→ **Given request**
All lines holding the string "некрестьянскихъ" are to be shown.

→ **Task material**

====

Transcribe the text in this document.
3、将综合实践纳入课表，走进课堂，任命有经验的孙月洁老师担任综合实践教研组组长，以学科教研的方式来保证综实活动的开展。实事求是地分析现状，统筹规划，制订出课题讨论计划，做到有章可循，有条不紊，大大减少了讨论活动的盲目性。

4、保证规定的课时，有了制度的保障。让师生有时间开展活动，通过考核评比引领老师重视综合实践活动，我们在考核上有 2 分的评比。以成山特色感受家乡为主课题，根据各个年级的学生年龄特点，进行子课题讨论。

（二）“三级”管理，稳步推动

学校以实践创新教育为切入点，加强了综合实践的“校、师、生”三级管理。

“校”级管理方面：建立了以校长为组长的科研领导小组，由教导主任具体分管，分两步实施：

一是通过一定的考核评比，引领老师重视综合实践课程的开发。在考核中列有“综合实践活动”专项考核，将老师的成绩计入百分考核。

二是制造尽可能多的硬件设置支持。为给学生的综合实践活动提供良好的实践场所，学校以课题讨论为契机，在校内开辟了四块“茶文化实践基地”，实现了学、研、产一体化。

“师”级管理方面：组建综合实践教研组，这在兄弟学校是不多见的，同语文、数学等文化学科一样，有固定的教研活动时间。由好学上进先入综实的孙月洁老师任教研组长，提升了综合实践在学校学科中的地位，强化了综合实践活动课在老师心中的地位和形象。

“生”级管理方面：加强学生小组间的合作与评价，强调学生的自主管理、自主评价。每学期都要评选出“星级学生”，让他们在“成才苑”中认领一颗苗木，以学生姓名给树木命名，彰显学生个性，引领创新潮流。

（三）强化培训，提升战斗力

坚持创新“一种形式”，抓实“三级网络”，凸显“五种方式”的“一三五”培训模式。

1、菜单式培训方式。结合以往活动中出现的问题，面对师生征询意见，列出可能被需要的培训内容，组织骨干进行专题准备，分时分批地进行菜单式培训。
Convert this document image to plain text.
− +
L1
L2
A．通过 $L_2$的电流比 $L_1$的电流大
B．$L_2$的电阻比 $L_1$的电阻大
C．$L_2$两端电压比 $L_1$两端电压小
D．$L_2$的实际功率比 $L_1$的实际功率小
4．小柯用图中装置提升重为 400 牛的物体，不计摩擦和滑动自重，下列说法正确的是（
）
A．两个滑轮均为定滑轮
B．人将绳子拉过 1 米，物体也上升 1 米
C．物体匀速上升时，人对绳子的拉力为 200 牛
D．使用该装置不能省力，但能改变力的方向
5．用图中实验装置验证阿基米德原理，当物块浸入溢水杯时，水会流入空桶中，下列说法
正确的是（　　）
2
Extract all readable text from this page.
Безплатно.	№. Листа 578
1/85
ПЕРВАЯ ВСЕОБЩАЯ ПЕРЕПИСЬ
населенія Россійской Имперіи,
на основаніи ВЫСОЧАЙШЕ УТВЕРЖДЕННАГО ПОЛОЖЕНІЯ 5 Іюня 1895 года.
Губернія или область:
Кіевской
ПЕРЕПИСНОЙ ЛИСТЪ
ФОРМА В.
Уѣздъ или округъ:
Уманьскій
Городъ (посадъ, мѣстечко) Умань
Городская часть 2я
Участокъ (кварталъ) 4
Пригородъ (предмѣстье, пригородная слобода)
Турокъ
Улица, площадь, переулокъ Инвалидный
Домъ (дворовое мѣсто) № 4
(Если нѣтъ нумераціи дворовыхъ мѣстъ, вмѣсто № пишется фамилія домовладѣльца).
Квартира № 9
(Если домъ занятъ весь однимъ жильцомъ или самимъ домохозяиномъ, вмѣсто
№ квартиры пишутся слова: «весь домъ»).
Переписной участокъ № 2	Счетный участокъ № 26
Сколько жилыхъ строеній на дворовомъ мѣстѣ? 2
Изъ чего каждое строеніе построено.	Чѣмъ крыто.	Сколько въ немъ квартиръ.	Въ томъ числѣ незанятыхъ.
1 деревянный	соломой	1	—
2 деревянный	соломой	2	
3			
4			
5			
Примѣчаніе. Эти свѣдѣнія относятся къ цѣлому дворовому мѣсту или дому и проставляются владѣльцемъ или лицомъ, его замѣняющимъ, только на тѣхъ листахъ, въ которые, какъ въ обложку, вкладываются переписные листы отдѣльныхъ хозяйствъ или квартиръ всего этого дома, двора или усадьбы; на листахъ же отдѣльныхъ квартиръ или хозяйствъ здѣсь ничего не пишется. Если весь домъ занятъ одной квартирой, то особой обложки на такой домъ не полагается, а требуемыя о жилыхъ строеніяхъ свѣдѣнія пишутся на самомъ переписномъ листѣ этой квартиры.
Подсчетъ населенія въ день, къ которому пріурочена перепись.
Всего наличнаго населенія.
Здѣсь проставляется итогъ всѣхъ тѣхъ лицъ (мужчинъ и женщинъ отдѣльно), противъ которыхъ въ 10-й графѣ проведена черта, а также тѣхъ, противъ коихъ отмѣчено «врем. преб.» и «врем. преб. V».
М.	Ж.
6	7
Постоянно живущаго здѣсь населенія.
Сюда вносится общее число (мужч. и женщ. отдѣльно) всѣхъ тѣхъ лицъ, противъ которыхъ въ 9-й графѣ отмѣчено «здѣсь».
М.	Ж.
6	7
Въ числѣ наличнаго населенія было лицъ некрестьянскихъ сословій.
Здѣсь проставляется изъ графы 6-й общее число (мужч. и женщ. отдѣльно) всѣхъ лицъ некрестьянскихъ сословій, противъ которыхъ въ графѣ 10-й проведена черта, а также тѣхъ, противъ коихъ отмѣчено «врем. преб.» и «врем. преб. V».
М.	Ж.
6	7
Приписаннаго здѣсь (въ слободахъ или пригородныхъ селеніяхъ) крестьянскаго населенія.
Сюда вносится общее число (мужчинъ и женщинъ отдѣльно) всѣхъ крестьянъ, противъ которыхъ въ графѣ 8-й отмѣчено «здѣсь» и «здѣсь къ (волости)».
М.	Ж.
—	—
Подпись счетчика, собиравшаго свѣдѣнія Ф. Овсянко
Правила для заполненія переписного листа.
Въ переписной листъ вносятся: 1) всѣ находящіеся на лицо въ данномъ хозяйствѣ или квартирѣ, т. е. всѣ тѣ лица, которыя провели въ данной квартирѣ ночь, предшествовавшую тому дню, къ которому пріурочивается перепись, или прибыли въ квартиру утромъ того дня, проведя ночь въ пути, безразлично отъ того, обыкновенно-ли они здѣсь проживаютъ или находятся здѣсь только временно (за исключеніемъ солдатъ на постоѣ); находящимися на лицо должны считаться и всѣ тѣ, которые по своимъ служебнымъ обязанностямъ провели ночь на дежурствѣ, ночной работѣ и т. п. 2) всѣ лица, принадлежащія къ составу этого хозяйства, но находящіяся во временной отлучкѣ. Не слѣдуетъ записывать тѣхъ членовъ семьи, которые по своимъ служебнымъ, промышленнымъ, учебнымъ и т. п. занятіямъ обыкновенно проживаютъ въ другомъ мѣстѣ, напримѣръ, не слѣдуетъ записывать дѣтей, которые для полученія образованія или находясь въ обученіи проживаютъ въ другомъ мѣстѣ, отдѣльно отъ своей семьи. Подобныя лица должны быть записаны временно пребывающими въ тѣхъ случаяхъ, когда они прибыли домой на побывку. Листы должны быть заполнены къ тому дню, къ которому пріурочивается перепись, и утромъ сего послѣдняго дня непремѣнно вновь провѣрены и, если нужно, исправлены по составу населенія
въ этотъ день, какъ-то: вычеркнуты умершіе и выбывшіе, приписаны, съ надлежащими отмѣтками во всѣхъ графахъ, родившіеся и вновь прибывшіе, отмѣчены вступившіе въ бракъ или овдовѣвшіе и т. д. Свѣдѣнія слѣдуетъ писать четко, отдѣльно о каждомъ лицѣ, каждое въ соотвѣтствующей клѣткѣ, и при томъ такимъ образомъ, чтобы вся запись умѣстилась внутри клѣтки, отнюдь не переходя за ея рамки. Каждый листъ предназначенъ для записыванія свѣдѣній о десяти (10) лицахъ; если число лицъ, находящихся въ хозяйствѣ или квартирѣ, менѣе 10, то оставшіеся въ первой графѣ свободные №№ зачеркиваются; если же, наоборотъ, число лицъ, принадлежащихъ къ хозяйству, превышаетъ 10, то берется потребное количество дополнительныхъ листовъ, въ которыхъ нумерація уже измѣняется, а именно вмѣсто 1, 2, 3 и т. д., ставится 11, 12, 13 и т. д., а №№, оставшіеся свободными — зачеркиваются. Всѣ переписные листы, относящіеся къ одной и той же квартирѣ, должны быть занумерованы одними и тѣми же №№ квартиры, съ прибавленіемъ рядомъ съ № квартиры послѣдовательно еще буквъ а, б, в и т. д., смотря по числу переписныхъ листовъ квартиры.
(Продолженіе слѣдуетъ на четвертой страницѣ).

====

→ **Reply**
Въ числѣ наличнаго населенія было лицъ некрестьянскихъ сословій.
Здѣсь проставляется изъ графы 6-й общее число (мужч. и женщ. отдѣльно) всѣхъ лицъ некрестьянскихъ сословій, противъ которыхъ въ графѣ 10-й проведена черта, а также тѣхъ, противъ коихъ отмѣчено «врем. преб.» и «врем. преб. V».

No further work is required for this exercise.